## Begin Task data

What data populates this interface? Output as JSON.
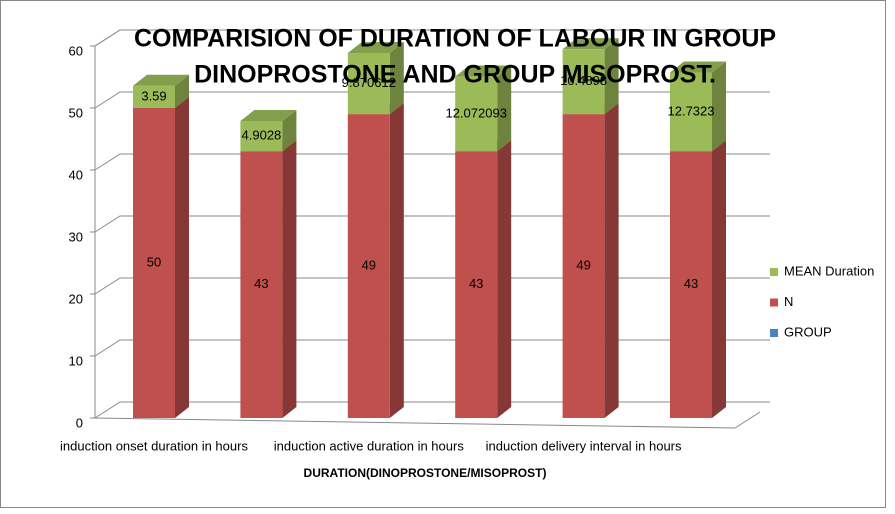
{
  "chart_data": {
    "type": "bar3d_stacked",
    "title": "COMPARISION OF DURATION OF LABOUR IN GROUP",
    "subtitle": "DINOPROSTONE AND GROUP MISOPROST.",
    "x_label": "DURATION(DINOPROSTONE/MISOPROST)",
    "categories": [
      "induction onset duration in hours",
      null,
      "induction active duration in hours",
      null,
      "induction delivery interval in hours",
      null
    ],
    "series": [
      {
        "name": "GROUP",
        "color": "#4f81bd",
        "values": [
          0,
          0,
          0,
          0,
          0,
          0
        ]
      },
      {
        "name": "N",
        "color": "#c0504d",
        "values": [
          50,
          43,
          49,
          43,
          49,
          43
        ]
      },
      {
        "name": "MEAN Duration",
        "color": "#9bbb59",
        "values": [
          3.59,
          4.9028,
          9.870612,
          12.072093,
          10.4898,
          12.7323
        ]
      }
    ],
    "ylim": [
      0,
      60
    ],
    "yticks": [
      0,
      10,
      20,
      30,
      40,
      50,
      60
    ],
    "grid": true,
    "legend": "right"
  }
}
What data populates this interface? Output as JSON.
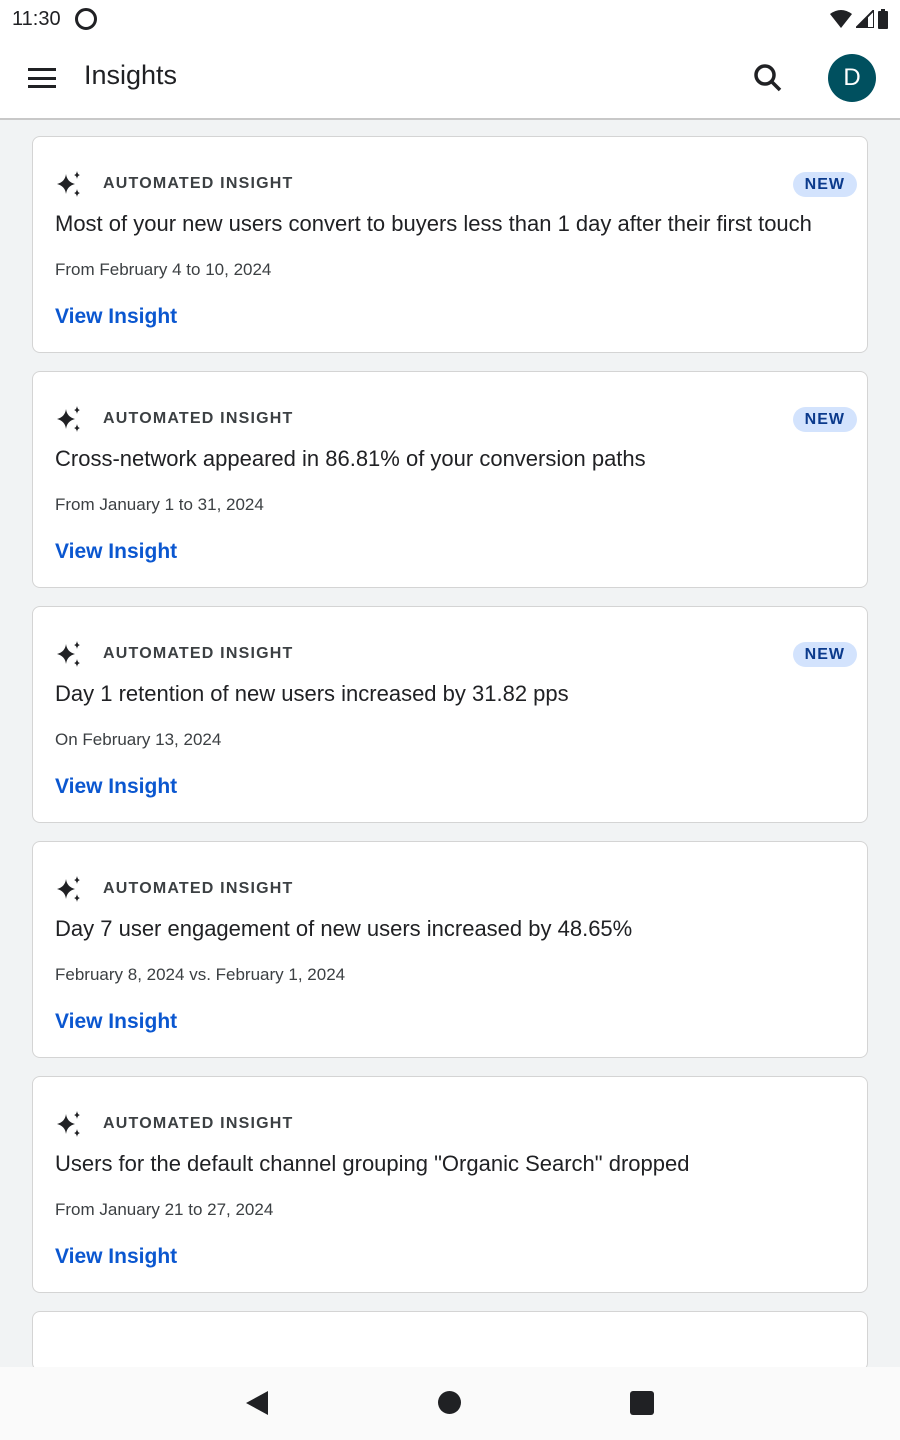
{
  "status_bar": {
    "time": "11:30"
  },
  "app_bar": {
    "title": "Insights",
    "avatar_letter": "D"
  },
  "cards": [
    {
      "label": "AUTOMATED INSIGHT",
      "badge": "NEW",
      "title": "Most of your new users convert to buyers less than 1 day after their first touch",
      "date": "From February 4 to 10, 2024",
      "link": "View Insight"
    },
    {
      "label": "AUTOMATED INSIGHT",
      "badge": "NEW",
      "title": "Cross-network appeared in 86.81% of your conversion paths",
      "date": "From January 1 to 31, 2024",
      "link": "View Insight"
    },
    {
      "label": "AUTOMATED INSIGHT",
      "badge": "NEW",
      "title": "Day 1 retention of new users increased by 31.82 pps",
      "date": "On February 13, 2024",
      "link": "View Insight"
    },
    {
      "label": "AUTOMATED INSIGHT",
      "title": "Day 7 user engagement of new users increased by 48.65%",
      "date": "February 8, 2024 vs. February 1, 2024",
      "link": "View Insight"
    },
    {
      "label": "AUTOMATED INSIGHT",
      "title": "Users for the default channel grouping \"Organic Search\" dropped",
      "date": "From January 21 to 27, 2024",
      "link": "View Insight"
    }
  ],
  "colors": {
    "avatar": "#00505f",
    "link": "#0b57d0",
    "badge_bg": "#d3e3fd",
    "badge_text": "#0b3a8c"
  }
}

## End Task data

-- Exercise requirements --
Pick out all lines containing the string "February".

-- Complete response --
      "date": "From February 4 to 10, 2024",
      "date": "On February 13, 2024",
      "date": "February 8, 2024 vs. February 1, 2024",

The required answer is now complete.